(Dataset records)
[Start]
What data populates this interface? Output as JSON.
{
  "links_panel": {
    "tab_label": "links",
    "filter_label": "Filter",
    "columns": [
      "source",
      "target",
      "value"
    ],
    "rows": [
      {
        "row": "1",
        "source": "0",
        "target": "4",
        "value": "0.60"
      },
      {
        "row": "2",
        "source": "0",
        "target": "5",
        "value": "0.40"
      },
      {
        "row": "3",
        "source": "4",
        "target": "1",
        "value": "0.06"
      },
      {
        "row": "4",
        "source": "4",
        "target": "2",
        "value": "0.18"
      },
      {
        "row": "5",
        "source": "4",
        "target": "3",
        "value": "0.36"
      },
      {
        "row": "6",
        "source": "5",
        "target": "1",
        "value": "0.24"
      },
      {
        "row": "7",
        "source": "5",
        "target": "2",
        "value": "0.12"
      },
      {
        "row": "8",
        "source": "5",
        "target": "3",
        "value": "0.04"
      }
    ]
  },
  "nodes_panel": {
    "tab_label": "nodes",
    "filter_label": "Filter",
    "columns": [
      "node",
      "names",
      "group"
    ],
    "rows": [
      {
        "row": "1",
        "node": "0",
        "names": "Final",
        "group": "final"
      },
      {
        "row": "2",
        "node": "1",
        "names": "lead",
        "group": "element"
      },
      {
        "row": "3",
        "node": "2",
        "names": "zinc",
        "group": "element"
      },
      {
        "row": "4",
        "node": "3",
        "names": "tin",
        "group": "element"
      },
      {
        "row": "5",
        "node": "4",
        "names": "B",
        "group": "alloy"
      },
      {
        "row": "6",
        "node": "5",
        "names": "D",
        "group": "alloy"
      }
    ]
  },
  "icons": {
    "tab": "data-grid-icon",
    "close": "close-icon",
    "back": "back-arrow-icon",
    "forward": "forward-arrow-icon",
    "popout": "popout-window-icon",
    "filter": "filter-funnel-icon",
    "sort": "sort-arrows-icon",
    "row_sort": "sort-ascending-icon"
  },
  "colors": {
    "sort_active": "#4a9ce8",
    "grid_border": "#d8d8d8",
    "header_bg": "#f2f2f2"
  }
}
[End]
[Start]
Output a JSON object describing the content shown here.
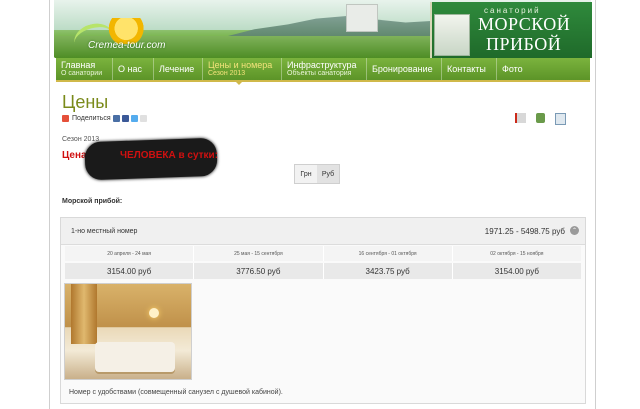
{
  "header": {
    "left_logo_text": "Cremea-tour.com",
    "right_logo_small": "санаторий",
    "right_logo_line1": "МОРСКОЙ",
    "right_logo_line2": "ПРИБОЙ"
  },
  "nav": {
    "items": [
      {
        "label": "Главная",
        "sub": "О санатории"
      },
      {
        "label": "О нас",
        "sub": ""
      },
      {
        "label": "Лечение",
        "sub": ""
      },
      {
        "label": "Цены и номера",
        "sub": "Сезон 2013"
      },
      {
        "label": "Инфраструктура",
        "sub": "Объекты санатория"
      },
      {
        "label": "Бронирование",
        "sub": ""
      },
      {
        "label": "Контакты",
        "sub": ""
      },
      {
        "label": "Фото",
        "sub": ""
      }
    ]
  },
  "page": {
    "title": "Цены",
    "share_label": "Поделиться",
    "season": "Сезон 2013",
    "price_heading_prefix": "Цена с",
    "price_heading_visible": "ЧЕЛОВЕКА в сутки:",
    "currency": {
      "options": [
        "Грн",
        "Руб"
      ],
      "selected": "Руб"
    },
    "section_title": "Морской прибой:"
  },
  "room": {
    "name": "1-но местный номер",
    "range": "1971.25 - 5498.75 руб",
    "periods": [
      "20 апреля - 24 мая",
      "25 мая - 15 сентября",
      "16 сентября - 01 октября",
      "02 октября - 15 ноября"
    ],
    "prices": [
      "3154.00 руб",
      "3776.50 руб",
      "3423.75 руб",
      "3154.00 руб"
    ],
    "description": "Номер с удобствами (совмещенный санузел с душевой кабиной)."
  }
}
[End]
[Start]
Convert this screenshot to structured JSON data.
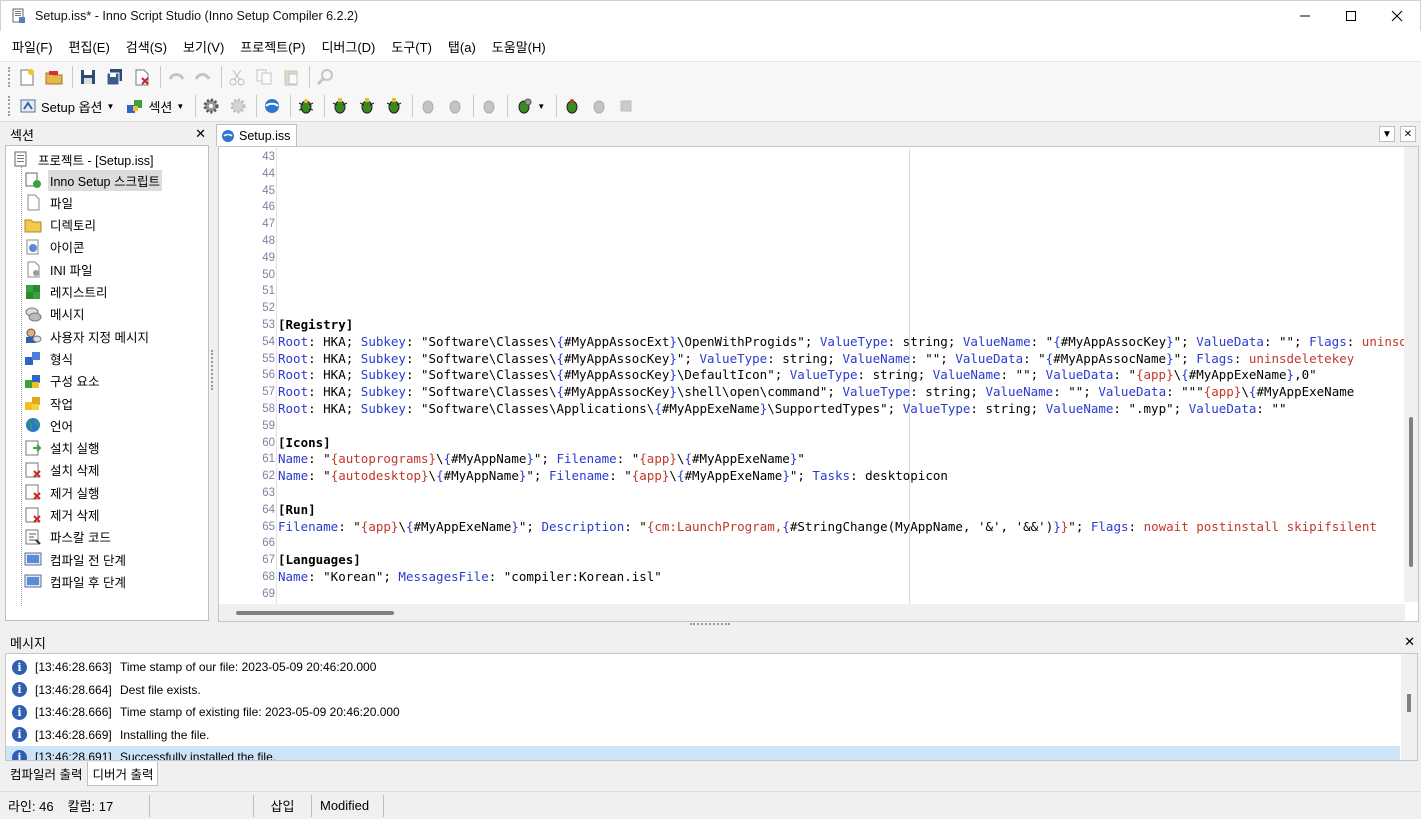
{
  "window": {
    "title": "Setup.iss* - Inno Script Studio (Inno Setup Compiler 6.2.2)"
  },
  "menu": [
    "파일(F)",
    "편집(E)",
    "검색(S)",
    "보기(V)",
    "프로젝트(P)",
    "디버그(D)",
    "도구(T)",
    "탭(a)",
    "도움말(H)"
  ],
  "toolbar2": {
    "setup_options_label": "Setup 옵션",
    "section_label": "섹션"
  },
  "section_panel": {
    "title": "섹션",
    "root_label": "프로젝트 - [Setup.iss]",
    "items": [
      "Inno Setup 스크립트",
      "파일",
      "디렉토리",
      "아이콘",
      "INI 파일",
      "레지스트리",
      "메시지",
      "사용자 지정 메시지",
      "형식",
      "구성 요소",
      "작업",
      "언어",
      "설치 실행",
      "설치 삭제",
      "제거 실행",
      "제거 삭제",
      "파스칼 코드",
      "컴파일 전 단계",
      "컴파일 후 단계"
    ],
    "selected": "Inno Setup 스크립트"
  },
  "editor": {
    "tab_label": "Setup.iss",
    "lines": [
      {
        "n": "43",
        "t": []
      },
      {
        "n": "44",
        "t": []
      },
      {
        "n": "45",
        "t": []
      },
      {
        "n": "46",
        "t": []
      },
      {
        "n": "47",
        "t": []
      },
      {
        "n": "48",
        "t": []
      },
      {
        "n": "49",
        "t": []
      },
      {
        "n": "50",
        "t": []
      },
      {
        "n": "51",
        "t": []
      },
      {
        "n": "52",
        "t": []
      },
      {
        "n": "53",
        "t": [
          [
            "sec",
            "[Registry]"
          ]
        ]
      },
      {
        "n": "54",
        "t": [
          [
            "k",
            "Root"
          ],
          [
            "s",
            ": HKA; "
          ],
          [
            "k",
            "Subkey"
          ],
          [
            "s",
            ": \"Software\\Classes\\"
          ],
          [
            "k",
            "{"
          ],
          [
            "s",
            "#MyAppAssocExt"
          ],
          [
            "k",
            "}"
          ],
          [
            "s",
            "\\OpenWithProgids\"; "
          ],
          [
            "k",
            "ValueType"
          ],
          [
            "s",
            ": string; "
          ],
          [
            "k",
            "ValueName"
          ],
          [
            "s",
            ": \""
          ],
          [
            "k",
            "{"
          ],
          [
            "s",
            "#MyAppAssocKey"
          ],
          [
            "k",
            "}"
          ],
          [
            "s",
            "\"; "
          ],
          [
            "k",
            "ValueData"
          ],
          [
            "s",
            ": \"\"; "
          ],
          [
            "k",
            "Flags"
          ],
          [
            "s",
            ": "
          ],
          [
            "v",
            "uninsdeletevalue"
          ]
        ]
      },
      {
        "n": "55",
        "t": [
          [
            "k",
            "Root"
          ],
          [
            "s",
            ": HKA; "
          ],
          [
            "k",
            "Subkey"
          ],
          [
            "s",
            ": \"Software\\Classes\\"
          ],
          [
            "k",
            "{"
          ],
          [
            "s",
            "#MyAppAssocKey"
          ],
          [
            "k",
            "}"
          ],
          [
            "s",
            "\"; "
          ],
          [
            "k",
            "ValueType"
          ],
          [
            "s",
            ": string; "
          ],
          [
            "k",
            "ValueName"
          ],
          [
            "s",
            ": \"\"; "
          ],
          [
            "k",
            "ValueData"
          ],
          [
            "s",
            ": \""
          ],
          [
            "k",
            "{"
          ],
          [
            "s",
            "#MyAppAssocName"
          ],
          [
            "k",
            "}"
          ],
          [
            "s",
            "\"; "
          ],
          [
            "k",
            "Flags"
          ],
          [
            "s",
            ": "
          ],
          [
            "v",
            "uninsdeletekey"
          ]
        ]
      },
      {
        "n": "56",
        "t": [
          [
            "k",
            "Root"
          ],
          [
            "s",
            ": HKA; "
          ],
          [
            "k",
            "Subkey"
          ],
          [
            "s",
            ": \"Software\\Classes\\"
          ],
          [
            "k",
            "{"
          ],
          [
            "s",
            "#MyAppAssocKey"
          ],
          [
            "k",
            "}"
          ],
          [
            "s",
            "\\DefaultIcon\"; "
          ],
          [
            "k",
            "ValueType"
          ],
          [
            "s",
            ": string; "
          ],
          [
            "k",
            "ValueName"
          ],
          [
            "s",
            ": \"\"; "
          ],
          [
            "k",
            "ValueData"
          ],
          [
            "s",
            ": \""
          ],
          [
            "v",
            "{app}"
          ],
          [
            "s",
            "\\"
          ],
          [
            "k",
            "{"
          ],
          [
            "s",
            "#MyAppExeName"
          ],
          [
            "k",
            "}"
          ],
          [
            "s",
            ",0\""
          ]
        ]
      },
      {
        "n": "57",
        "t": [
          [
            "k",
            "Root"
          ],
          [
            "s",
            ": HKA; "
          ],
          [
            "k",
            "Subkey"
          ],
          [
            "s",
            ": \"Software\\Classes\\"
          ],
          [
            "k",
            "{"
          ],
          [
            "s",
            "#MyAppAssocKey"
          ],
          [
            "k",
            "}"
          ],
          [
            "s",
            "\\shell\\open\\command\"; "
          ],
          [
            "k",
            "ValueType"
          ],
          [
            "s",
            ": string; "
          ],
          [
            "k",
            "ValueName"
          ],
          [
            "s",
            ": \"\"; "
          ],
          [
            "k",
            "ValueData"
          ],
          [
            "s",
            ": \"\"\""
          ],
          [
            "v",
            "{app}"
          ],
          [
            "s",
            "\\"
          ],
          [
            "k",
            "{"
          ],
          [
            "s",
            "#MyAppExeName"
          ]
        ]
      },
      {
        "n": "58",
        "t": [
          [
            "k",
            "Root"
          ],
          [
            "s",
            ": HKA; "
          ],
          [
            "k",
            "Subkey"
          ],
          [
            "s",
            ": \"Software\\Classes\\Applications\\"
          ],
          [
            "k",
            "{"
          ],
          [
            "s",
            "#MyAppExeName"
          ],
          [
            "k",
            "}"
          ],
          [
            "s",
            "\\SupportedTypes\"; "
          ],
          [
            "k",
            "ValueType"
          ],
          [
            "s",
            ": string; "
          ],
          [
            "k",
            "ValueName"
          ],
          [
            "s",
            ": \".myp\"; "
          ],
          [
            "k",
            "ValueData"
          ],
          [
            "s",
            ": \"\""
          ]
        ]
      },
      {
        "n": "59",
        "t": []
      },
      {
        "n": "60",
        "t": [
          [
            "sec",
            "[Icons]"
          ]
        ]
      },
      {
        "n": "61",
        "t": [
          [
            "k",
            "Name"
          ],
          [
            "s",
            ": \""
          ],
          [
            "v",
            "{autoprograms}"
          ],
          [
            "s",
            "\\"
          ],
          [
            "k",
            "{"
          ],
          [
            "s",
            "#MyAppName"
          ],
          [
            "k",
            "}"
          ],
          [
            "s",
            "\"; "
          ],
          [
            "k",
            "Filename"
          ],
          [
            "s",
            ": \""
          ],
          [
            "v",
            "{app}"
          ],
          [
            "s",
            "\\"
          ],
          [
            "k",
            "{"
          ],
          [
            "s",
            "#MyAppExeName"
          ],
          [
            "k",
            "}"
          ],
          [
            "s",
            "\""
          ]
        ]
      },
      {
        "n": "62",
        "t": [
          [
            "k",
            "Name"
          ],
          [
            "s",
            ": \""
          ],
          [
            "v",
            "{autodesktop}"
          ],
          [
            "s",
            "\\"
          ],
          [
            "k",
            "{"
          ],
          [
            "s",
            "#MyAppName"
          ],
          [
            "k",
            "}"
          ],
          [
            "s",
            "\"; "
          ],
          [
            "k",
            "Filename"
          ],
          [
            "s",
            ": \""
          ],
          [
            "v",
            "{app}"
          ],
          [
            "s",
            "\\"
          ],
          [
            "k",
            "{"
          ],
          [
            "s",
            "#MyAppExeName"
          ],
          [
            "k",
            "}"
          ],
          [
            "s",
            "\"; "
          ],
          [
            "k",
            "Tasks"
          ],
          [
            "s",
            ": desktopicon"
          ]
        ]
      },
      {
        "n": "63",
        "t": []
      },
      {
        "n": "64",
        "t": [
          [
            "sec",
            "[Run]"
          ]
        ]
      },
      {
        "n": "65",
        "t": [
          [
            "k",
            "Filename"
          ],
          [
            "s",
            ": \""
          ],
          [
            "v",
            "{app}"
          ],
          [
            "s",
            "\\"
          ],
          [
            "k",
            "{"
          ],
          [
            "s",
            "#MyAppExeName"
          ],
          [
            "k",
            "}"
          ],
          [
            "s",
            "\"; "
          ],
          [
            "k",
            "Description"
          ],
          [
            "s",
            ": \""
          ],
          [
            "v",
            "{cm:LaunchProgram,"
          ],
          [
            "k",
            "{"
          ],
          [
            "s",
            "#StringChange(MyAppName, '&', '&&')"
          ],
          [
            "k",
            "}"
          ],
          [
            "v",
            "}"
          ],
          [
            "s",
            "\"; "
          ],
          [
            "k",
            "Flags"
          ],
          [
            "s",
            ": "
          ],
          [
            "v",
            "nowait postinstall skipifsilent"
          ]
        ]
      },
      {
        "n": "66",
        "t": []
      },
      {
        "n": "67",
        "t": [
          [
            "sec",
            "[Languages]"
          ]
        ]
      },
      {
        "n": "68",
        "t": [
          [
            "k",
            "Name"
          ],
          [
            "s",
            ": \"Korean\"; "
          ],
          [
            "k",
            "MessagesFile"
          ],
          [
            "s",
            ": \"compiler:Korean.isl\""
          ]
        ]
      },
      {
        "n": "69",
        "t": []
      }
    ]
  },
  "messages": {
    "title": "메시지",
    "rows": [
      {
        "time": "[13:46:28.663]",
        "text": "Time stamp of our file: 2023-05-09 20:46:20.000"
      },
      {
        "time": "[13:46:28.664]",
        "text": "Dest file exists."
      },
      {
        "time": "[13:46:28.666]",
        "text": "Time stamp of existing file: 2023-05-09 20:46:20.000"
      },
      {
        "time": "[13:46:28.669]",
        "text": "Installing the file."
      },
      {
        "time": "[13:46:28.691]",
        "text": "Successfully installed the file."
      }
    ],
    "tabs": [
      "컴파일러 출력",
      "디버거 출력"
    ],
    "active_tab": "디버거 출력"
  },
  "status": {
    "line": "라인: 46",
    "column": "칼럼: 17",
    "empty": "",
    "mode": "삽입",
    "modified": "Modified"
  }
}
[End]
Task instructions:
Filter the records, keeping only lines that contain "names", and show those lines.

Result for this exercise:
      "names",
        "names": "Final",
        "names": "lead",
        "names": "zinc",
        "names": "tin",
        "names": "B",
        "names": "D",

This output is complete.